Given exercise: Using the listing below, give the number of lines where "legend" appears, and nothing else.

Data for this task:
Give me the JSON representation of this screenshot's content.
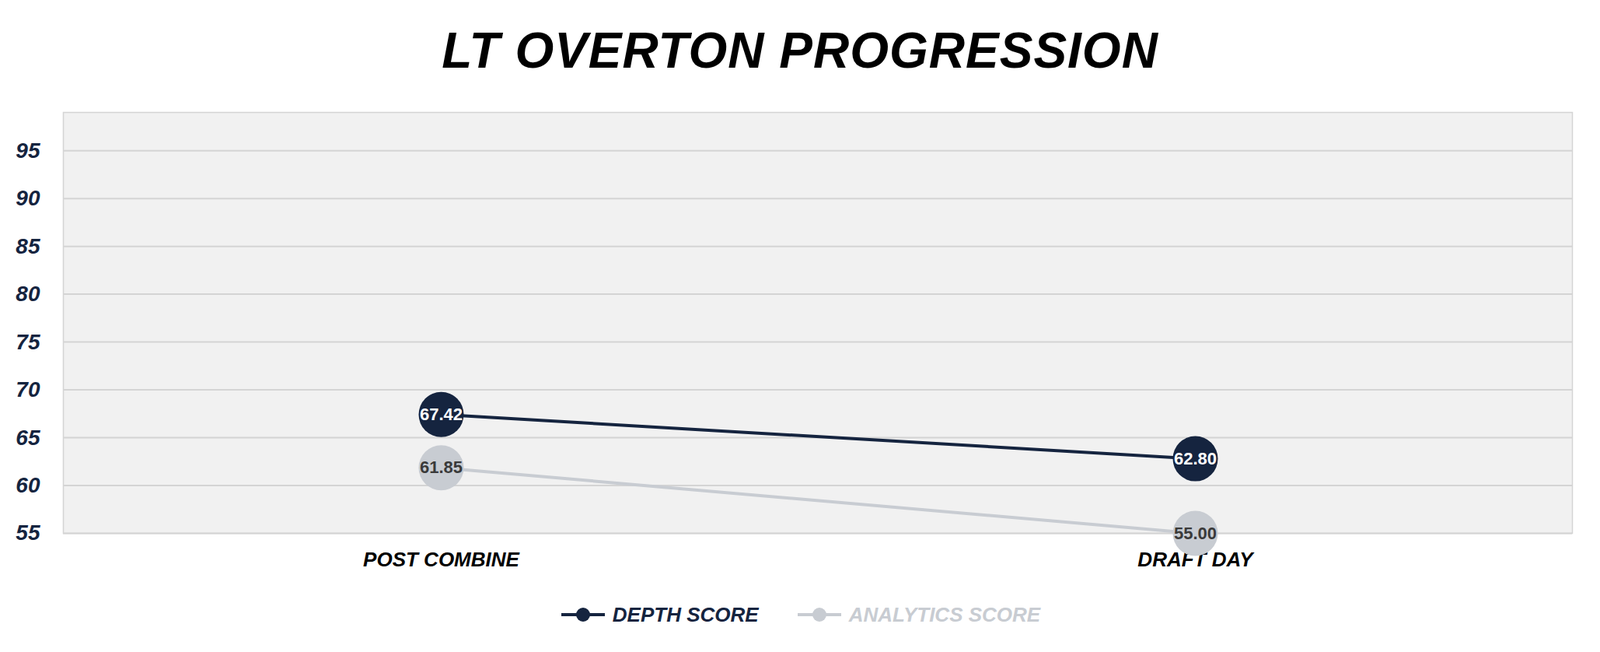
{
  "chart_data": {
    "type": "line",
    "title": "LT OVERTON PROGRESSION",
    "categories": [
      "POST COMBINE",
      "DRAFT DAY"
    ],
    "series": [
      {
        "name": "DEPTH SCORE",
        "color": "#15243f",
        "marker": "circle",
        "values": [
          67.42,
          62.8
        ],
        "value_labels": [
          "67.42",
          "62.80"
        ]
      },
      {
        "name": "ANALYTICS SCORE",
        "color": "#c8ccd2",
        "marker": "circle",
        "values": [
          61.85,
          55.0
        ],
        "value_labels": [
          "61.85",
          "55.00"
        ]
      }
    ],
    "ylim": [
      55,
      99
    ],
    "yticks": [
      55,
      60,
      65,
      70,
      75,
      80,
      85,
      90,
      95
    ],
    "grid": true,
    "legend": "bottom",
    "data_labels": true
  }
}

--

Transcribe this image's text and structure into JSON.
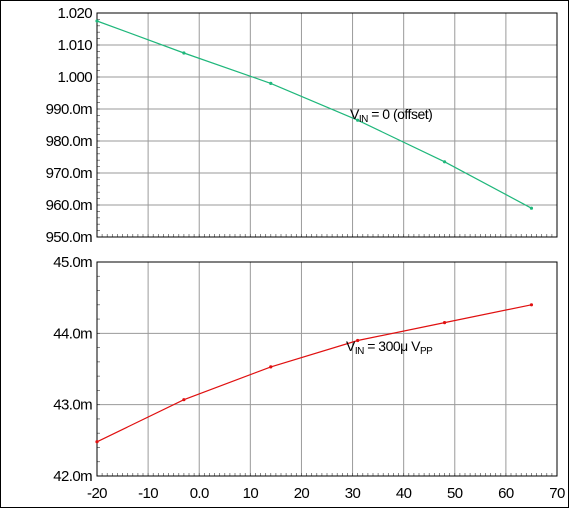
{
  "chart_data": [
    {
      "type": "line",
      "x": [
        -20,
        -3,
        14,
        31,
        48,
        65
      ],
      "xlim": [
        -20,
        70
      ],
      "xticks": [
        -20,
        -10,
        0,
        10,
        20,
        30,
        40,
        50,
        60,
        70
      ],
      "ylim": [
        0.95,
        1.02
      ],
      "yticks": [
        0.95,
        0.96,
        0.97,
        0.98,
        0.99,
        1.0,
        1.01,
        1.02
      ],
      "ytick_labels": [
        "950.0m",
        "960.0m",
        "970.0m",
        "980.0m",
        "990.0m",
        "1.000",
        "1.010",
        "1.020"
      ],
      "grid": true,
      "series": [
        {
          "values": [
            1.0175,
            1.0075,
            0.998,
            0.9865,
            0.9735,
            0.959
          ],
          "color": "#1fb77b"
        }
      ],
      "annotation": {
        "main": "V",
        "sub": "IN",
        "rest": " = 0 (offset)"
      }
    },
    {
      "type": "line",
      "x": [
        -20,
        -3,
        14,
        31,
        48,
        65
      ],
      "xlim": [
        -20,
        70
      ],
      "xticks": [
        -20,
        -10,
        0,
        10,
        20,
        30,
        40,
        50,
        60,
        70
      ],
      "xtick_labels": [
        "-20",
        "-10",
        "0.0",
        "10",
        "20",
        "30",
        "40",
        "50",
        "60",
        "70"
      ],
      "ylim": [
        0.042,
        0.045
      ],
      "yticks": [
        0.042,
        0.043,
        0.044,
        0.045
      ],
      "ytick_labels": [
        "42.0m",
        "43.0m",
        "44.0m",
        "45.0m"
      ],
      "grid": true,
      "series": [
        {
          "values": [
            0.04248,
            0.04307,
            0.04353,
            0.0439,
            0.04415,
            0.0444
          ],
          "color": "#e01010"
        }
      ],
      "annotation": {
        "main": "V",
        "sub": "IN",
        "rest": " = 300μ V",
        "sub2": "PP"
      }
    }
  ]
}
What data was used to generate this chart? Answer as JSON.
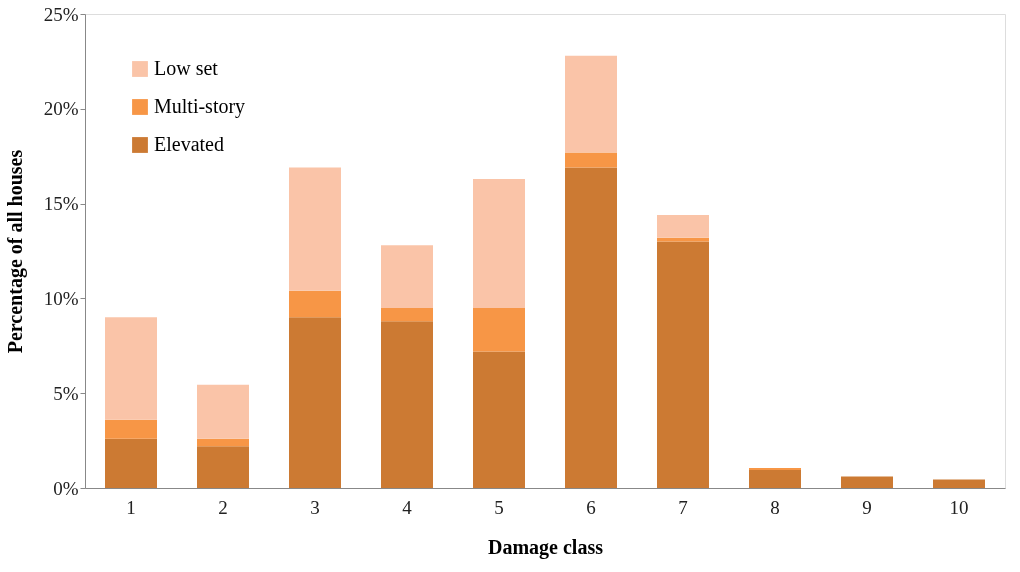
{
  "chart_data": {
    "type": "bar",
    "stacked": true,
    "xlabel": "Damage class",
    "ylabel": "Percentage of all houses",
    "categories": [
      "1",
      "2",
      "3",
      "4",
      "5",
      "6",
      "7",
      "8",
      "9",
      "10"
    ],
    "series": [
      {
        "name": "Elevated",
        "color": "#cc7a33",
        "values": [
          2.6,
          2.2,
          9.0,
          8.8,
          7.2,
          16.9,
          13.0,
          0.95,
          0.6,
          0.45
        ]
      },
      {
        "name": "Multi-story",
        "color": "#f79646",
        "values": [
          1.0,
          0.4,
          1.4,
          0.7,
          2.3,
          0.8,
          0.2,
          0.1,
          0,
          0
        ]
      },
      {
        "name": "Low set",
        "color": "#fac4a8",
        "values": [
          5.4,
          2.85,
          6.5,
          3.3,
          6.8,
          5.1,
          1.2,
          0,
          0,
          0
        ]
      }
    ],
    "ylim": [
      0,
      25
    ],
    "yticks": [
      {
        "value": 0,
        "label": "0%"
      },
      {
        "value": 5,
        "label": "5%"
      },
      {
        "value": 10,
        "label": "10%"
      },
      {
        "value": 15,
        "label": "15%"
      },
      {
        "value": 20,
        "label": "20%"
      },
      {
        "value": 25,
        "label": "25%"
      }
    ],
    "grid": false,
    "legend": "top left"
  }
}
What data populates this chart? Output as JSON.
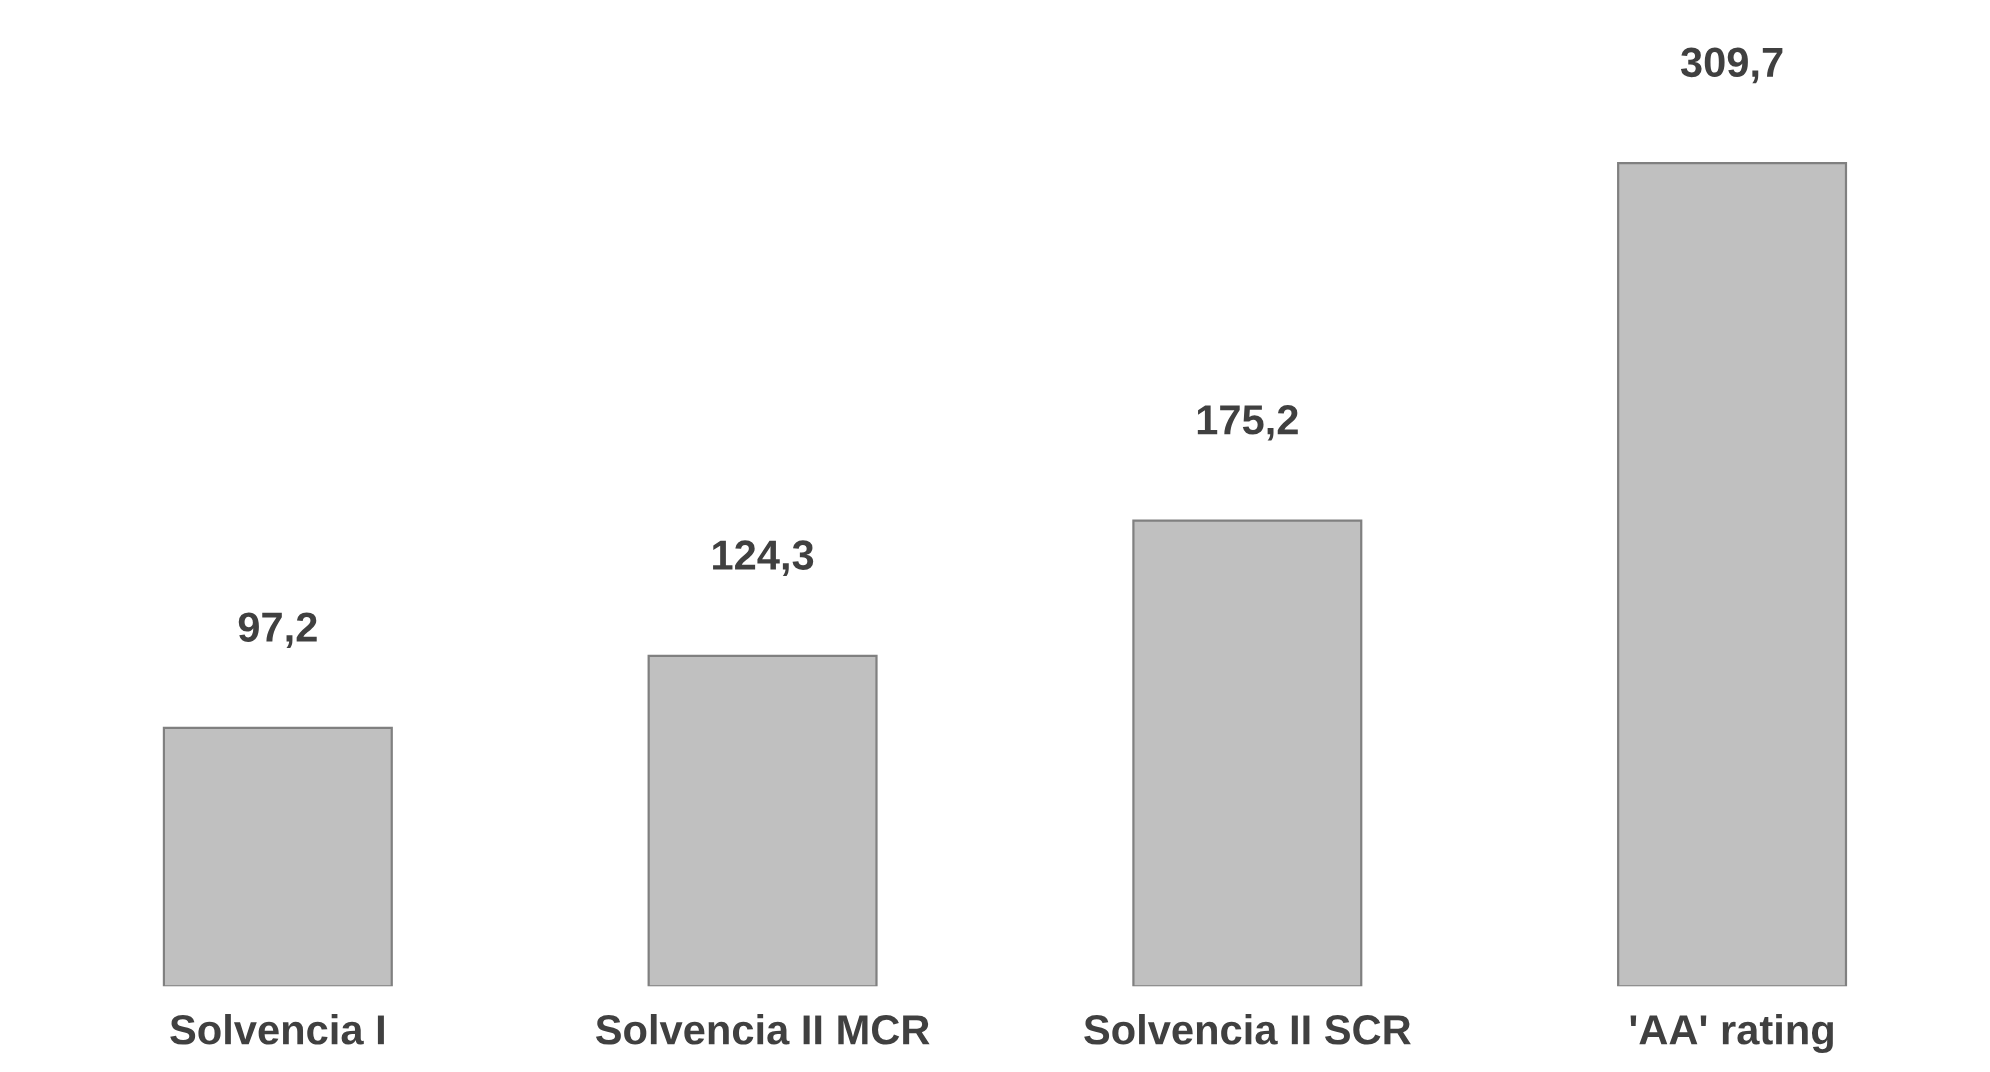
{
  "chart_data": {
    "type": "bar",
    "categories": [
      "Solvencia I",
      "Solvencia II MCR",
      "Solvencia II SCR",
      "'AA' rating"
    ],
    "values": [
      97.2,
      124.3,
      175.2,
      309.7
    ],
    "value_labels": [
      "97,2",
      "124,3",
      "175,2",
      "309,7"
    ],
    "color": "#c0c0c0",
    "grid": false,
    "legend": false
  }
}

==

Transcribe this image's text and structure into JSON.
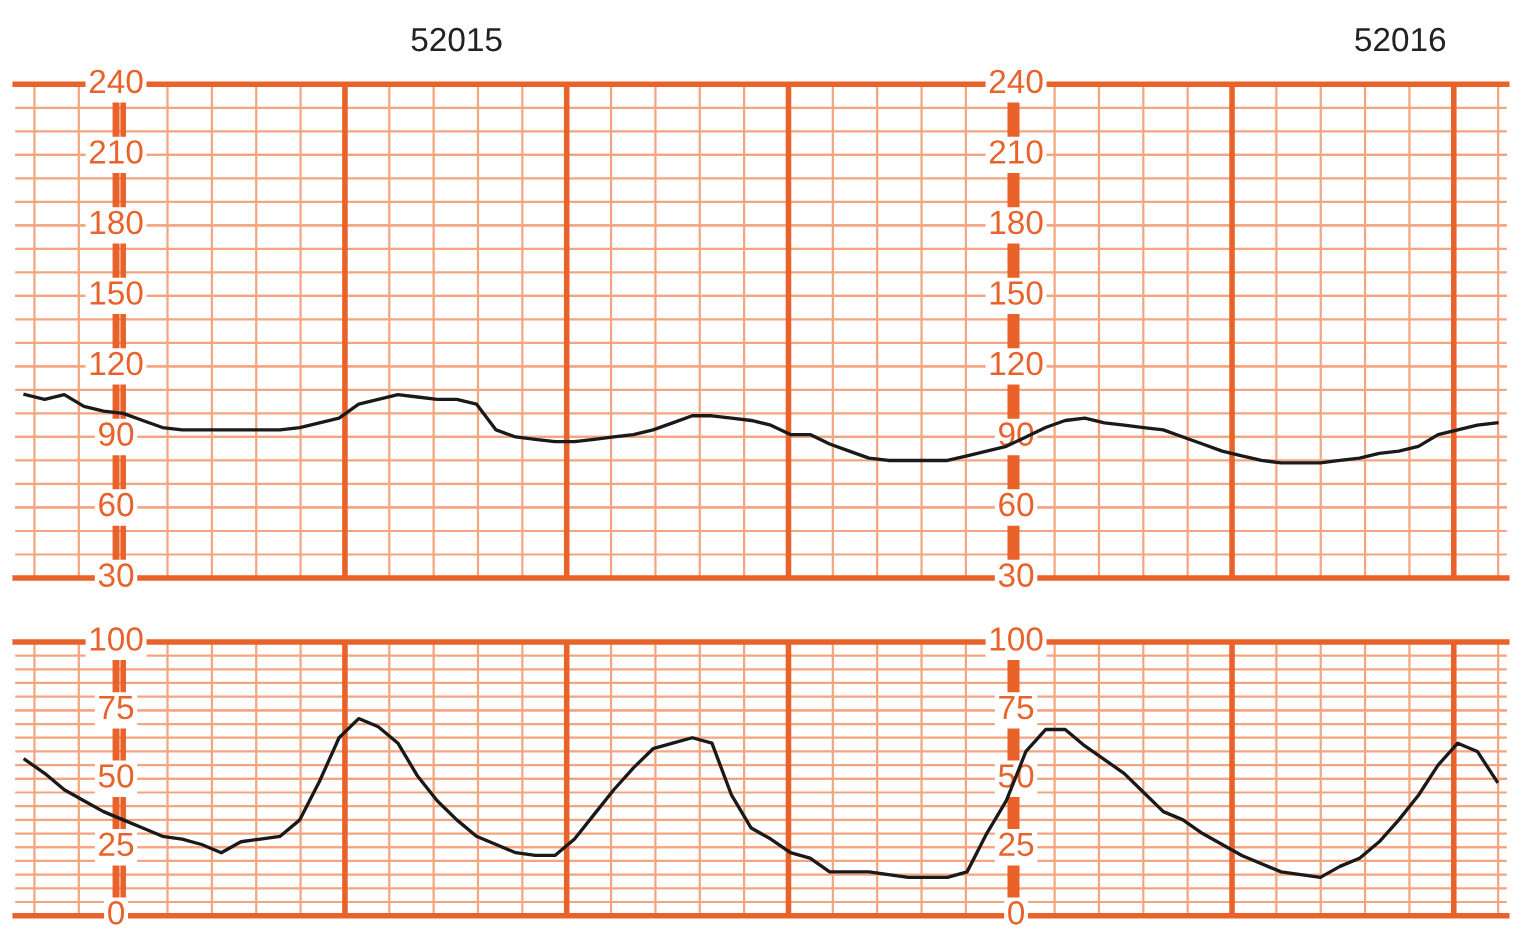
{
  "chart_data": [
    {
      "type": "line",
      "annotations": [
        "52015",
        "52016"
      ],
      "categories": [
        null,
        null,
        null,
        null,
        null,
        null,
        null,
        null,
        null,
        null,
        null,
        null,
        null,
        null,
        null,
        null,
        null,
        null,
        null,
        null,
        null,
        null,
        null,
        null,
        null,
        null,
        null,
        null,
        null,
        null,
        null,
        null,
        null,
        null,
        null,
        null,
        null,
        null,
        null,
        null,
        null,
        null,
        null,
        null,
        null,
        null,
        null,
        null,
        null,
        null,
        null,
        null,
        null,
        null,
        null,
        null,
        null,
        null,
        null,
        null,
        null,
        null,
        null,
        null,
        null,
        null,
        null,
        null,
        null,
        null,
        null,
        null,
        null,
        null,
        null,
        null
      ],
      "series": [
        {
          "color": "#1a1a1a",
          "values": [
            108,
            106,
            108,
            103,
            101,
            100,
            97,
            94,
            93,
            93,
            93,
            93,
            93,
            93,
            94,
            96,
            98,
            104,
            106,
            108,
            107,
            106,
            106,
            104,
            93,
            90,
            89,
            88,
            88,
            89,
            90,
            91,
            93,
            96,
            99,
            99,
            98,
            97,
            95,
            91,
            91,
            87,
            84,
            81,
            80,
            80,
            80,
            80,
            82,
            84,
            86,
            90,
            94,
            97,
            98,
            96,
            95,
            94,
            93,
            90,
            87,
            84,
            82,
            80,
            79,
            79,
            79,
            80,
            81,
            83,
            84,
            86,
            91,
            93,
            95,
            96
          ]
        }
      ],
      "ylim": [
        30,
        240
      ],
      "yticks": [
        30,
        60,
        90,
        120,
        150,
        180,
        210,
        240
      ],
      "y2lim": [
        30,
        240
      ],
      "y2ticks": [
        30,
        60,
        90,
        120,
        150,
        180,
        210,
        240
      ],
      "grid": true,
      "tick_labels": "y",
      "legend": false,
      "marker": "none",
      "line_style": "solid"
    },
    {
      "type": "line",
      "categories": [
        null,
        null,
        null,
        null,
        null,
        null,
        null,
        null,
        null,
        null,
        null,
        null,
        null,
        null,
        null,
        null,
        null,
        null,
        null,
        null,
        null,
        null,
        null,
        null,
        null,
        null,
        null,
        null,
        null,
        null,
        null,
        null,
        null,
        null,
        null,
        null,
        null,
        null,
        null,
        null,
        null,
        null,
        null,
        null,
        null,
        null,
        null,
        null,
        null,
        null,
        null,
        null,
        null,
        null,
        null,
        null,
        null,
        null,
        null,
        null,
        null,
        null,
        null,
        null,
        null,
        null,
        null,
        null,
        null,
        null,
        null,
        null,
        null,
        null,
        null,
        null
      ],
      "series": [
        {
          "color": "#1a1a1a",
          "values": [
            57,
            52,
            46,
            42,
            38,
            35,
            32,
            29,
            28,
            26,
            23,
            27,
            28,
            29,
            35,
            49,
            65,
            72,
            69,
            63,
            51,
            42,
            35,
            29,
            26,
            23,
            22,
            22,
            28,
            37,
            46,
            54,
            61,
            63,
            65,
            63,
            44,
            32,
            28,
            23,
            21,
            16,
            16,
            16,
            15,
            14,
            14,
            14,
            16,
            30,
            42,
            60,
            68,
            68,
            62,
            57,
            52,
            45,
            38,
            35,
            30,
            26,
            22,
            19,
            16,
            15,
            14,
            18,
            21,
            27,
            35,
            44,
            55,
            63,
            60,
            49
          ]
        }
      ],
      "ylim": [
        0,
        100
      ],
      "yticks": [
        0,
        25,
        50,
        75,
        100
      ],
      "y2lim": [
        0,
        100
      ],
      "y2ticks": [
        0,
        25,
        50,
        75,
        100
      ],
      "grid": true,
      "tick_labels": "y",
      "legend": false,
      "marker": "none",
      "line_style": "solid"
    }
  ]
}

Correct answer: 5